Pull every line containing the word "ylabel" from the records.
* * *
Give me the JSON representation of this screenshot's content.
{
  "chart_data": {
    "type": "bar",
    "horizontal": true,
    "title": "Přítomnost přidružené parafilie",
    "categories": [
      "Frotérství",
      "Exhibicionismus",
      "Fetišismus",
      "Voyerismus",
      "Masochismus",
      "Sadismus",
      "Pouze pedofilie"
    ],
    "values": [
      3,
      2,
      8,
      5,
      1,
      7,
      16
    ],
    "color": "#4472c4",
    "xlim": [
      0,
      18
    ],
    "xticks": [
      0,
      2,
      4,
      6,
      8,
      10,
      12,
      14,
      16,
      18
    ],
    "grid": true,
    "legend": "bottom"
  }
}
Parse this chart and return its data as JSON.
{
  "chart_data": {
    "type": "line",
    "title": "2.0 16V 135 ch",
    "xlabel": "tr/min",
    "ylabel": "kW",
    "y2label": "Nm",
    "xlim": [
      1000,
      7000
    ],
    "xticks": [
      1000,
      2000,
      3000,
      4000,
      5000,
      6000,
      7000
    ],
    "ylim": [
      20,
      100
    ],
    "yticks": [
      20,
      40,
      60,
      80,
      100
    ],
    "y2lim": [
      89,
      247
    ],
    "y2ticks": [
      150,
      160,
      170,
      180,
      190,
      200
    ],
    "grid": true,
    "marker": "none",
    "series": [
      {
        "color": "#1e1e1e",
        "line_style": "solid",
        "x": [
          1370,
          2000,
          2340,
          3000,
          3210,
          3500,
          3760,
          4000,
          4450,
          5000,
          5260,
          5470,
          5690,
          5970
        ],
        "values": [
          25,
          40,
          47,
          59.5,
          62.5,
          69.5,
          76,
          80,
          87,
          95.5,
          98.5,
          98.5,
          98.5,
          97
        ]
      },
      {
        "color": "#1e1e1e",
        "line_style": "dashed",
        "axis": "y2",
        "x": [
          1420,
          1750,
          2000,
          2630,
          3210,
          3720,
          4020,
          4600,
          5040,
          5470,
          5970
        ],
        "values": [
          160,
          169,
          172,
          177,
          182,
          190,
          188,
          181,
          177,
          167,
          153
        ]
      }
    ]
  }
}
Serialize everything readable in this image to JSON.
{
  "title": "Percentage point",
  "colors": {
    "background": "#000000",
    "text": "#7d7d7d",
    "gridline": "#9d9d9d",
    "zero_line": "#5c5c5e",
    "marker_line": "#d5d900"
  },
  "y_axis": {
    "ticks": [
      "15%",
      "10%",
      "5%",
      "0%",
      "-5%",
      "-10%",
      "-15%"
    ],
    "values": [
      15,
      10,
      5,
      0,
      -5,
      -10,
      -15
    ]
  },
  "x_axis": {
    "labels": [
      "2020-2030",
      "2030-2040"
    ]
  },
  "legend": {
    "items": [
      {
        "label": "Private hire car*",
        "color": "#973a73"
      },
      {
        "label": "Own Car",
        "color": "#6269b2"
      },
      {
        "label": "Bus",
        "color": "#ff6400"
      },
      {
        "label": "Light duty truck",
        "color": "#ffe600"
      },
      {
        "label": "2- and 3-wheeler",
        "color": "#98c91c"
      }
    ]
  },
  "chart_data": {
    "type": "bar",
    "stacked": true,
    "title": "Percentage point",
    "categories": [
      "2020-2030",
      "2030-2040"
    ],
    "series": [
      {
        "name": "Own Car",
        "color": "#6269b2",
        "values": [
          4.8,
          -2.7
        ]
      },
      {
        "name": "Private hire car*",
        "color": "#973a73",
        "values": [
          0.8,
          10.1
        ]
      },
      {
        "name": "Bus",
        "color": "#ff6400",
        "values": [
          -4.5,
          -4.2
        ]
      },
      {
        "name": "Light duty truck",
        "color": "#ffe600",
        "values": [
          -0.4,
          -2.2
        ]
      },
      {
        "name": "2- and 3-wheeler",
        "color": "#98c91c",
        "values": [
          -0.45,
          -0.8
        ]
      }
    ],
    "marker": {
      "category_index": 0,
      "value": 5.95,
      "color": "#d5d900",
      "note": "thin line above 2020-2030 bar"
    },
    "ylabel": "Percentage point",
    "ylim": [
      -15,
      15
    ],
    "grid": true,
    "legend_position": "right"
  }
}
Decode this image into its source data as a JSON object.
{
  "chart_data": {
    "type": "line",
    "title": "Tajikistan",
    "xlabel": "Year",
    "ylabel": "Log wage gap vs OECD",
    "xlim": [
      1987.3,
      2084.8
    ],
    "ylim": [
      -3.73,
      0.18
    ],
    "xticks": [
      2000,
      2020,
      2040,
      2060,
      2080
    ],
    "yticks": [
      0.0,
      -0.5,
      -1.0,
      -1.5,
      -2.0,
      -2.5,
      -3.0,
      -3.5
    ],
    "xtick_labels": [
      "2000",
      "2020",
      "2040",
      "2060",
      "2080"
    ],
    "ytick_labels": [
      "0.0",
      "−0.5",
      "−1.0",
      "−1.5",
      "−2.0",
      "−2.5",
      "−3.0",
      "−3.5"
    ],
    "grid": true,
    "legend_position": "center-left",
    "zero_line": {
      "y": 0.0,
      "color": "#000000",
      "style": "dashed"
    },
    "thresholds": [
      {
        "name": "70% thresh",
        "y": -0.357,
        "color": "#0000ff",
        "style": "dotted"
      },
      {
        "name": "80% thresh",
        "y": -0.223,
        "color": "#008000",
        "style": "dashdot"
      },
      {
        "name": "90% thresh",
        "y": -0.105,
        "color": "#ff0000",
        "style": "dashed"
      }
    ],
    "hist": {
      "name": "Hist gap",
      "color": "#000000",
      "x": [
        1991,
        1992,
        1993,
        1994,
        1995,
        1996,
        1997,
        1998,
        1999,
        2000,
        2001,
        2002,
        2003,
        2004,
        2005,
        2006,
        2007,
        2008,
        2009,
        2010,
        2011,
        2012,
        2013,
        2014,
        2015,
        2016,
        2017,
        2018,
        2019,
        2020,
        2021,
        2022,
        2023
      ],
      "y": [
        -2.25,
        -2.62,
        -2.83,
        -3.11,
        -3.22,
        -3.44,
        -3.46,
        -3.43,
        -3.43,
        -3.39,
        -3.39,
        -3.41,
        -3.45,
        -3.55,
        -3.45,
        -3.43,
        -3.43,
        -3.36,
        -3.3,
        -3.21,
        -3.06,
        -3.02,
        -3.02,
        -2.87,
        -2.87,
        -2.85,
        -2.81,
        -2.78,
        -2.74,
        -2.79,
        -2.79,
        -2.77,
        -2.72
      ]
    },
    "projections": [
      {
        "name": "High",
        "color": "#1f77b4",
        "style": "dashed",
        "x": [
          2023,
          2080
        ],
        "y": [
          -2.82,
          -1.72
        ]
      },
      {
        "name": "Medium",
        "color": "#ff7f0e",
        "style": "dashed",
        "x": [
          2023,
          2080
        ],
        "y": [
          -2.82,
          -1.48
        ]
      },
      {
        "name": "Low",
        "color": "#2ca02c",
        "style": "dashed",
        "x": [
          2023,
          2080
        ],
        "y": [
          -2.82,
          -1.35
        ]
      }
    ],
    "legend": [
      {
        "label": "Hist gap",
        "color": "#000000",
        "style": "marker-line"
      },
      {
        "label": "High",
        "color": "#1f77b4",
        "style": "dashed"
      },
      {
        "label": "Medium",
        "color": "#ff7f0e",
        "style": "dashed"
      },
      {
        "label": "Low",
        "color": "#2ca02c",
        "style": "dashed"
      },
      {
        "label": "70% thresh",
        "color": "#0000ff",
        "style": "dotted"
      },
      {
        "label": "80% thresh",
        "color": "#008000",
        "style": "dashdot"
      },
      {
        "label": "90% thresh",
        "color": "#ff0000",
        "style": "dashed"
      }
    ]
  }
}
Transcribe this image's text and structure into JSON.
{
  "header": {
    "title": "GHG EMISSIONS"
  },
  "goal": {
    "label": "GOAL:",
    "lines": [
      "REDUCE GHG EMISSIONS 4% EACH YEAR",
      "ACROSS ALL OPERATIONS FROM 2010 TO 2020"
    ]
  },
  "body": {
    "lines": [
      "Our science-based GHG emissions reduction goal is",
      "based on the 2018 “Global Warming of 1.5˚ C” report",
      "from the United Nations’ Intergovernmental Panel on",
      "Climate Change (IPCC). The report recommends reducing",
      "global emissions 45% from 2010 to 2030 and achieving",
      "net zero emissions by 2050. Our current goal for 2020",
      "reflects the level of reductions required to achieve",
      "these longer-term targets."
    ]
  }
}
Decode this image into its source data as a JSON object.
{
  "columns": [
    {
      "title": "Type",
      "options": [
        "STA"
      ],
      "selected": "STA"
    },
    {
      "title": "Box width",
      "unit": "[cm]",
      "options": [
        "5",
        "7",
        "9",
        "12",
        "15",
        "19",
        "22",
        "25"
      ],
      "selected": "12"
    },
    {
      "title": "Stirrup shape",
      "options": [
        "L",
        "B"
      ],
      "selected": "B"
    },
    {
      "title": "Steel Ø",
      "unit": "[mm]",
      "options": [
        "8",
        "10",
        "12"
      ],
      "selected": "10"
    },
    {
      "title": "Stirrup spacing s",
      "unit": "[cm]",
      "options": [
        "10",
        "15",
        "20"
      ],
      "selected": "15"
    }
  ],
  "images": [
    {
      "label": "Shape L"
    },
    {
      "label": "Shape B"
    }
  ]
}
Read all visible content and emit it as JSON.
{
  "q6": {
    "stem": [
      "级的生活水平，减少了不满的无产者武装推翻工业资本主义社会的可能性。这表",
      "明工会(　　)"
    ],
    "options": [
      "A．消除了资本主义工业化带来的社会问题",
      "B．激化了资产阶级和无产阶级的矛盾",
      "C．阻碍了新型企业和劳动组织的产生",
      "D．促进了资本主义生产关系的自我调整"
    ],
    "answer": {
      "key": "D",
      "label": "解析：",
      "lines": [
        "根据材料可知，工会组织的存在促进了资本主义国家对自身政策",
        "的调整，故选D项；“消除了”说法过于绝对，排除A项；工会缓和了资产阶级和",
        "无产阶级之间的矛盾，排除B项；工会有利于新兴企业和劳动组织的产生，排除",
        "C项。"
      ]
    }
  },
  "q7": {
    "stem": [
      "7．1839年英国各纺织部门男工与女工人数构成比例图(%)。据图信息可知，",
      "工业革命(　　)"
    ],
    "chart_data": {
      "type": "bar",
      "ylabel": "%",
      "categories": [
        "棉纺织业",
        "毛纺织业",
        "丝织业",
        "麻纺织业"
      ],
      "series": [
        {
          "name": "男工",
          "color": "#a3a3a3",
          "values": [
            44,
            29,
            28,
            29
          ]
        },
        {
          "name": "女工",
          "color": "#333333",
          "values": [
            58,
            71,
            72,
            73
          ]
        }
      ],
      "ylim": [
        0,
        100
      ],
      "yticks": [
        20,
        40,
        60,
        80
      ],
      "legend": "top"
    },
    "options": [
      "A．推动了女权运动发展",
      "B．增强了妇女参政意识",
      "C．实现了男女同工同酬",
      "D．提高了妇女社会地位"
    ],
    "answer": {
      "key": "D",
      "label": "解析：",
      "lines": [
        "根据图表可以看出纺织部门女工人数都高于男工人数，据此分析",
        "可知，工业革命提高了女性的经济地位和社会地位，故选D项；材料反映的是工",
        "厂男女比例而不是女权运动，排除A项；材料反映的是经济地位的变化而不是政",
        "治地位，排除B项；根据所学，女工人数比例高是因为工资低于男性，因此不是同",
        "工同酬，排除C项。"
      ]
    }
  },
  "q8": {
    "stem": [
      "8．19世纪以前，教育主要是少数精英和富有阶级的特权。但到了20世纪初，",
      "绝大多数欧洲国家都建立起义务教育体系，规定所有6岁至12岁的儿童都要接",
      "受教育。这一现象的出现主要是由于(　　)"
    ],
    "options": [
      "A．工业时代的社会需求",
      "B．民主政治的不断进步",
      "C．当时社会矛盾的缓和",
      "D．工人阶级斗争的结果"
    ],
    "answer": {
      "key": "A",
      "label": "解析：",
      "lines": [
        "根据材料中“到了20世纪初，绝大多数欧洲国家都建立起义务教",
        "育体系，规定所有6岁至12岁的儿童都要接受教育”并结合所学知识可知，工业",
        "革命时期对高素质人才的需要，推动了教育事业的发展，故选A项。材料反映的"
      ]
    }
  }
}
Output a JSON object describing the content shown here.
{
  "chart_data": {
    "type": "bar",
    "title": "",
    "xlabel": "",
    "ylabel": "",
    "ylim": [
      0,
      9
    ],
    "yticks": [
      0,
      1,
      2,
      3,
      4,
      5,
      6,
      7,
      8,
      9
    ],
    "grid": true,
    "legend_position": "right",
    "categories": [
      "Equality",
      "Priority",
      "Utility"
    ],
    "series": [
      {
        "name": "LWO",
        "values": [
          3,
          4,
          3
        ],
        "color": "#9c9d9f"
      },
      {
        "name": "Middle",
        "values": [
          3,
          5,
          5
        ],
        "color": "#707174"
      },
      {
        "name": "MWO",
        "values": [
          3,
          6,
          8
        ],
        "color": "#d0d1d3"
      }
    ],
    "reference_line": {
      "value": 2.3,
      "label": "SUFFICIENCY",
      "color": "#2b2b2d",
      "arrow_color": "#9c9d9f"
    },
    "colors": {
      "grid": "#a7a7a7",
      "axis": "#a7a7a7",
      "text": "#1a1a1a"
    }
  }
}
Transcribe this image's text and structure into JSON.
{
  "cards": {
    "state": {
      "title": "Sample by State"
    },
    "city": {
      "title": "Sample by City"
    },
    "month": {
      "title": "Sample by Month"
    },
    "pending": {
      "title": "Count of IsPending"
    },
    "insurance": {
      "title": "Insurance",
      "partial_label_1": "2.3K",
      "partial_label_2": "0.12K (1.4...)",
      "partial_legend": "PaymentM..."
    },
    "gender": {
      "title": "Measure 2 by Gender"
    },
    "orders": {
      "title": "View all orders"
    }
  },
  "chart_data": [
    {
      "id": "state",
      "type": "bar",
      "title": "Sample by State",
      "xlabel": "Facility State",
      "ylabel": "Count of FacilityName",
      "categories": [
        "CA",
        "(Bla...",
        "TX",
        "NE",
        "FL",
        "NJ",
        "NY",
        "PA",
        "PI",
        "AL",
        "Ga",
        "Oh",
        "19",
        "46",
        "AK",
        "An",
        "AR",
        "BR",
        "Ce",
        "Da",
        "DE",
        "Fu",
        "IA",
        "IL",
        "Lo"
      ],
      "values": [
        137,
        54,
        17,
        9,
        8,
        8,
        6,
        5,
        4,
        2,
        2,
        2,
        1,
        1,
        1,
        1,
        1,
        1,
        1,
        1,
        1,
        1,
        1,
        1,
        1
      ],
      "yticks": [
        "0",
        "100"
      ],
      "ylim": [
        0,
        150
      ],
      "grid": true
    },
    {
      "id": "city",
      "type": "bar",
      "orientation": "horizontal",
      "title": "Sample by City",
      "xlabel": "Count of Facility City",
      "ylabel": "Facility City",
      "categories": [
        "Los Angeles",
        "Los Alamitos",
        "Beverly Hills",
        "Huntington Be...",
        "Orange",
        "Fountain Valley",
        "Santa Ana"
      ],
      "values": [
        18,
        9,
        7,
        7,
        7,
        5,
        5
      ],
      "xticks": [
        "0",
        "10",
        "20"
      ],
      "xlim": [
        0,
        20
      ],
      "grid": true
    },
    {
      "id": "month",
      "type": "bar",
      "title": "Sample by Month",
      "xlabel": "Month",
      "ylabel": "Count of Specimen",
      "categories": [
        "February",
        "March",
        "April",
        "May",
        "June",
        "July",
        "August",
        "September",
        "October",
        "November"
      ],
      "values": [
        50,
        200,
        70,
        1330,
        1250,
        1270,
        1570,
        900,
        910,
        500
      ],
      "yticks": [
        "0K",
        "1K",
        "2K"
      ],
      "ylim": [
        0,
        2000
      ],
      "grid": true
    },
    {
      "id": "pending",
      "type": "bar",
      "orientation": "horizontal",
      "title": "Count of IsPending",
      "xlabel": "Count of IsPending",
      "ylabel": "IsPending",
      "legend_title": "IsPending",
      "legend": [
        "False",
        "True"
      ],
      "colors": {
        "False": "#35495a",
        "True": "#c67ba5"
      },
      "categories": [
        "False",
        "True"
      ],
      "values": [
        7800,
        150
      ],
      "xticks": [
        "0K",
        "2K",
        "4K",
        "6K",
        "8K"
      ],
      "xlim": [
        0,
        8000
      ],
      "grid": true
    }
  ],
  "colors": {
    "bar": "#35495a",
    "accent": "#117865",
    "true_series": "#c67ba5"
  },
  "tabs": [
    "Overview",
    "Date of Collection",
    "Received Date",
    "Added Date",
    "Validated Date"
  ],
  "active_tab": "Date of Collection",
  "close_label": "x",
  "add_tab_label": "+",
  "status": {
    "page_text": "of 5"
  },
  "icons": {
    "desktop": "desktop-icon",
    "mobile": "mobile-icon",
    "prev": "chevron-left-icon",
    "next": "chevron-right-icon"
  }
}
* * *
(Written solution):
    "ylabel": "kW",
    "ylabel": "Percentage point",
    "ylabel": "Log wage gap vs OECD",
      "ylabel": "%",
    "ylabel": "",
      "ylabel": "Count of FacilityName",
      "ylabel": "Facility City",
      "ylabel": "Count of Specimen",
      "ylabel": "IsPending",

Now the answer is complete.